>>

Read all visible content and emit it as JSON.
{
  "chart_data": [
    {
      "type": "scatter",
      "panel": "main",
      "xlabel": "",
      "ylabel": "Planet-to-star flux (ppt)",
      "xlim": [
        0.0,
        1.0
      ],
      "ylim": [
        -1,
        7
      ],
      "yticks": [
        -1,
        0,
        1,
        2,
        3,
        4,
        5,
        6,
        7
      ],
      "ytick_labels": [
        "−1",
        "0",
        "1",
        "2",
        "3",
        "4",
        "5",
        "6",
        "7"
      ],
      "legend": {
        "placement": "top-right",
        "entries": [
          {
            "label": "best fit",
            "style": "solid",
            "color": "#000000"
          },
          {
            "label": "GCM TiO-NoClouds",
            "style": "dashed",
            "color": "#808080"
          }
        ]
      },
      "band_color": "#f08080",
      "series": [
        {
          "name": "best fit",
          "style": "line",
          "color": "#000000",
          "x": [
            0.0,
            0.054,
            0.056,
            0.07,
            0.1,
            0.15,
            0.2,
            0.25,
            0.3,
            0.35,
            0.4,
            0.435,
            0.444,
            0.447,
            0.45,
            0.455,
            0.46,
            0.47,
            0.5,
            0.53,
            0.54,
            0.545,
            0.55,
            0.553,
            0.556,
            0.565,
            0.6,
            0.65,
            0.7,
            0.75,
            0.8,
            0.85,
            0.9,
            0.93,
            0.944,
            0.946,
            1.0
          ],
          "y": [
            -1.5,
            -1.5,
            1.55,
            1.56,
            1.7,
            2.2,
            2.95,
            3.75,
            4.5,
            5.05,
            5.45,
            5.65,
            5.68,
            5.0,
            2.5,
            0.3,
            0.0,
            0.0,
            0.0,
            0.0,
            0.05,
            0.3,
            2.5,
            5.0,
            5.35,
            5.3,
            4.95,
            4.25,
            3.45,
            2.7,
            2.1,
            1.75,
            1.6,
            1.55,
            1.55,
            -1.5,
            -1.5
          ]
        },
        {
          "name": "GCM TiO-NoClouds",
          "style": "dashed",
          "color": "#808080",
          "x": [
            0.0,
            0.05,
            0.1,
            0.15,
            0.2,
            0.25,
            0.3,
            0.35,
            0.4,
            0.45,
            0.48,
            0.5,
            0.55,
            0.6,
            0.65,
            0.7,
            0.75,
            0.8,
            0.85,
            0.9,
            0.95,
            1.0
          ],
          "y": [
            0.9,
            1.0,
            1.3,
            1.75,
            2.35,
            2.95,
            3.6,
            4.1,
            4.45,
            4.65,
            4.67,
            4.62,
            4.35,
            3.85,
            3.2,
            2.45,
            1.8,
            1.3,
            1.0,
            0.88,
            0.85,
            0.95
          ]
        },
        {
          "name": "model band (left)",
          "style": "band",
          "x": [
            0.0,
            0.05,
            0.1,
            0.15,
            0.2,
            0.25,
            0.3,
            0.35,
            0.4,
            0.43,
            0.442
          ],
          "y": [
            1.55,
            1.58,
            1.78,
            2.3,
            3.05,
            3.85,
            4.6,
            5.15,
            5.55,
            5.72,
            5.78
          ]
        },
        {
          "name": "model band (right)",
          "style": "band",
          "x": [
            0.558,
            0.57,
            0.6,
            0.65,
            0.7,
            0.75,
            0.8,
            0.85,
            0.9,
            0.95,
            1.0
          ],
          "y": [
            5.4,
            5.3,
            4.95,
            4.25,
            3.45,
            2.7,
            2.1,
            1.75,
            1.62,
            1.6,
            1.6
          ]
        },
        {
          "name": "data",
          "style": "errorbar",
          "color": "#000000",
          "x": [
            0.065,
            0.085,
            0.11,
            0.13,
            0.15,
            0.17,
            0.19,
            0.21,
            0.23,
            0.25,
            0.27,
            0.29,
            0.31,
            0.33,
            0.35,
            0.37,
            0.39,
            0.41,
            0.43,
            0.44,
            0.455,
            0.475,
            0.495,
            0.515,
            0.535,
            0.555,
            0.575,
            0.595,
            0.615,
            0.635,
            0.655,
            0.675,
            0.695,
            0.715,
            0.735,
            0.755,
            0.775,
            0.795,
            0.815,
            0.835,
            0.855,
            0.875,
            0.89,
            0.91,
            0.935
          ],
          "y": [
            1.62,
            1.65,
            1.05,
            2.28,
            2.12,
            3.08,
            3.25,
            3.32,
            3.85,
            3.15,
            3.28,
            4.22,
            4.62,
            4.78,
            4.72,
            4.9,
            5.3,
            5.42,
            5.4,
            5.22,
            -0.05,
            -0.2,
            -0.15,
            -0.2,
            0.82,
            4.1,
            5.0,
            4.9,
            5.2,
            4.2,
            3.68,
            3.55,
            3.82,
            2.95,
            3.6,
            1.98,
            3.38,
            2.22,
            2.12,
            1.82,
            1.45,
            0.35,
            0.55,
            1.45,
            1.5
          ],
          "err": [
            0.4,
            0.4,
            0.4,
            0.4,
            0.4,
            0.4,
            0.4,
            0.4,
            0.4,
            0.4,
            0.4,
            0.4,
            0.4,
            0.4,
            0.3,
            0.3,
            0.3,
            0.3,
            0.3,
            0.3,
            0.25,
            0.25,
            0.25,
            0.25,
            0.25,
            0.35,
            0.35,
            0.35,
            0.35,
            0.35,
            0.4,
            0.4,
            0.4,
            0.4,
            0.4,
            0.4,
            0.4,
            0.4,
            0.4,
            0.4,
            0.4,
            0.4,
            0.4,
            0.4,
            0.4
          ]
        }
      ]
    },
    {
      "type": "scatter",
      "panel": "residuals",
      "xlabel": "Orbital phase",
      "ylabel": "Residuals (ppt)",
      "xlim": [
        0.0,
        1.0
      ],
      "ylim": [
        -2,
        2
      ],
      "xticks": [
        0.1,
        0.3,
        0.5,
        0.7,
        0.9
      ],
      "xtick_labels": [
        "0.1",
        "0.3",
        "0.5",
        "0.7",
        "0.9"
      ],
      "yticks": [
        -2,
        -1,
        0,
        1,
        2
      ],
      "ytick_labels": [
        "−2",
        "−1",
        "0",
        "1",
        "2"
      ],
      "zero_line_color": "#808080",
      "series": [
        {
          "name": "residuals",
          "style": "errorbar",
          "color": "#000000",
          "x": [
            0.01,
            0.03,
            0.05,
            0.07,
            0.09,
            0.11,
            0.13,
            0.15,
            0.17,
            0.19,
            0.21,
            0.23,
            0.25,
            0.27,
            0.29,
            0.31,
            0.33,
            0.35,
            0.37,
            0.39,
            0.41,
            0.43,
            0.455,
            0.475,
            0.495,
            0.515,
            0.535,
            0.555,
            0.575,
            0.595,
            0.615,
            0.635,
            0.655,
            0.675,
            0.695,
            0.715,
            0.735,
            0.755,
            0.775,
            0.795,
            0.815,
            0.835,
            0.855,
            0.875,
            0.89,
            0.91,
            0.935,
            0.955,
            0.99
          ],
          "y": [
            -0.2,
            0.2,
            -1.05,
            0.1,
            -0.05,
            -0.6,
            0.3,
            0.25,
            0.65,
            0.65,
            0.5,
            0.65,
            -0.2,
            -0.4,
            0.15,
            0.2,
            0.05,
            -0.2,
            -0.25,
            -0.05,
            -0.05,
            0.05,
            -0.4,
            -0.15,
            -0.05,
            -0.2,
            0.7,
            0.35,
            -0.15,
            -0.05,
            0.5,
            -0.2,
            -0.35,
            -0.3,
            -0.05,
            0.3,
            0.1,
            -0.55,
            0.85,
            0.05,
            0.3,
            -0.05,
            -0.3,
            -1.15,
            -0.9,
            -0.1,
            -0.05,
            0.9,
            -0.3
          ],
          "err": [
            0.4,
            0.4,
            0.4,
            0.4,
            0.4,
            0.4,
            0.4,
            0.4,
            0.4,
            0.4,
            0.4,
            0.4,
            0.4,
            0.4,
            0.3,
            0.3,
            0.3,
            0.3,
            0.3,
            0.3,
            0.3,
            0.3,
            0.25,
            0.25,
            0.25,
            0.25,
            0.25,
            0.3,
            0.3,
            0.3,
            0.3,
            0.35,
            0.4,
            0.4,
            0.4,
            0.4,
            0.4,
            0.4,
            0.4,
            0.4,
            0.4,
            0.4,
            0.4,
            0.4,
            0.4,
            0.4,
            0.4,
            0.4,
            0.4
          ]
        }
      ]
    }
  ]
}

<<

EXERCISE DIRECTIONS: Track down the lines that include the word "style" and copy them.

ANSWER TO THIS EXERCISE:
            "style": "solid",
            "style": "dashed",
          "style": "line",
          "style": "dashed",
          "style": "band",
          "style": "band",
          "style": "errorbar",
          "style": "errorbar",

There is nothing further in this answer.